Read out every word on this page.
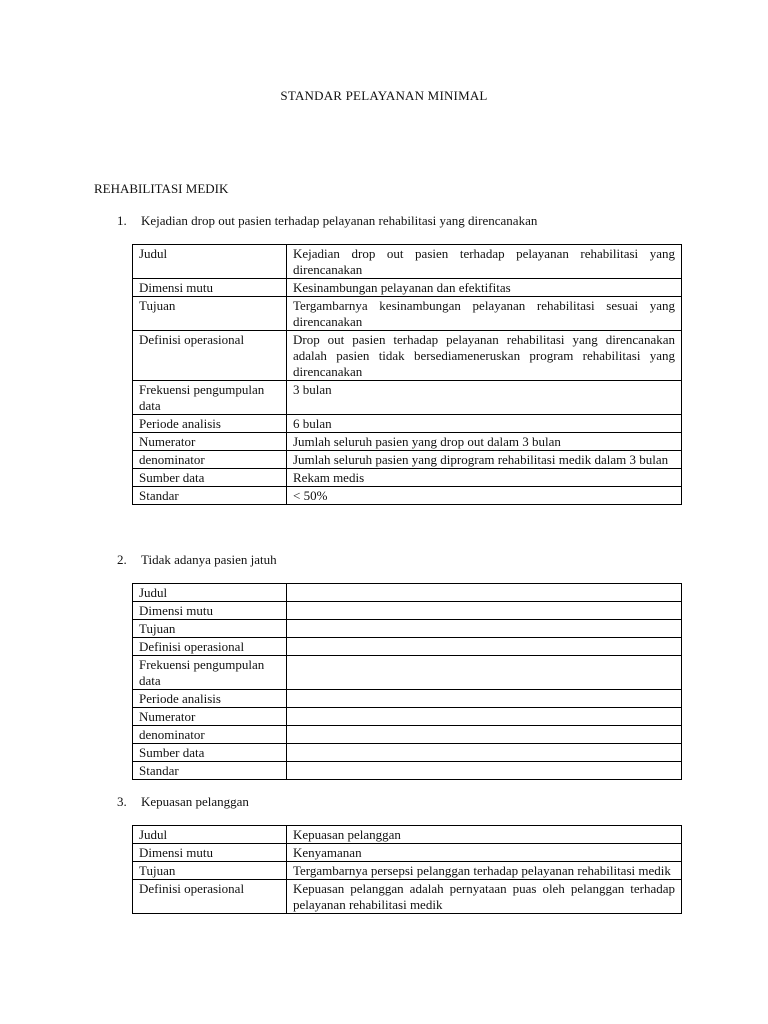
STANDAR PELAYANAN MINIMAL
REHABILITASI MEDIK
1. Kejadian drop out pasien terhadap pelayanan rehabilitasi yang direncanakan
Judul	Kejadian drop out pasien terhadap pelayanan rehabilitasi yang direncanakan
Dimensi mutu	Kesinambungan pelayanan dan efektifitas
Tujuan	Tergambarnya kesinambungan pelayanan rehabilitasi sesuai yang direncanakan
Definisi operasional	Drop out pasien terhadap pelayanan rehabilitasi yang direncanakan adalah pasien tidak bersediameneruskan program rehabilitasi yang direncanakan
Frekuensi pengumpulan data	3 bulan
Periode analisis	6 bulan
Numerator	Jumlah seluruh pasien yang drop out dalam 3 bulan
denominator	Jumlah seluruh pasien yang diprogram rehabilitasi medik dalam 3 bulan
Sumber data	Rekam medis
Standar	< 50%
2. Tidak adanya pasien jatuh
Judul	
Dimensi mutu	
Tujuan	
Definisi operasional	
Frekuensi pengumpulan data	
Periode analisis	
Numerator	
denominator	
Sumber data	
Standar	
3. Kepuasan pelanggan
Judul	Kepuasan pelanggan
Dimensi mutu	Kenyamanan
Tujuan	Tergambarnya persepsi pelanggan terhadap pelayanan rehabilitasi medik
Definisi operasional	Kepuasan pelanggan adalah pernyataan puas oleh pelanggan terhadap pelayanan rehabilitasi medik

## To do:
Quote the records in their entirety, keeping the wording exact and excluding pictures.

## Worked solution:
Read out every word on this page.
STANDAR PELAYANAN MINIMAL
REHABILITASI MEDIK
1. Kejadian drop out pasien terhadap pelayanan rehabilitasi yang direncanakan
Judul	Kejadian drop out pasien terhadap pelayanan rehabilitasi yang direncanakan
Dimensi mutu	Kesinambungan pelayanan dan efektifitas
Tujuan	Tergambarnya kesinambungan pelayanan rehabilitasi sesuai yang direncanakan
Definisi operasional	Drop out pasien terhadap pelayanan rehabilitasi yang direncanakan adalah pasien tidak bersediameneruskan program rehabilitasi yang direncanakan
Frekuensi pengumpulan data	3 bulan
Periode analisis	6 bulan
Numerator	Jumlah seluruh pasien yang drop out dalam 3 bulan
denominator	Jumlah seluruh pasien yang diprogram rehabilitasi medik dalam 3 bulan
Sumber data	Rekam medis
Standar	< 50%
2. Tidak adanya pasien jatuh
Judul	
Dimensi mutu	
Tujuan	
Definisi operasional	
Frekuensi pengumpulan data	
Periode analisis	
Numerator	
denominator	
Sumber data	
Standar	
3. Kepuasan pelanggan
Judul	Kepuasan pelanggan
Dimensi mutu	Kenyamanan
Tujuan	Tergambarnya persepsi pelanggan terhadap pelayanan rehabilitasi medik
Definisi operasional	Kepuasan pelanggan adalah pernyataan puas oleh pelanggan terhadap pelayanan rehabilitasi medik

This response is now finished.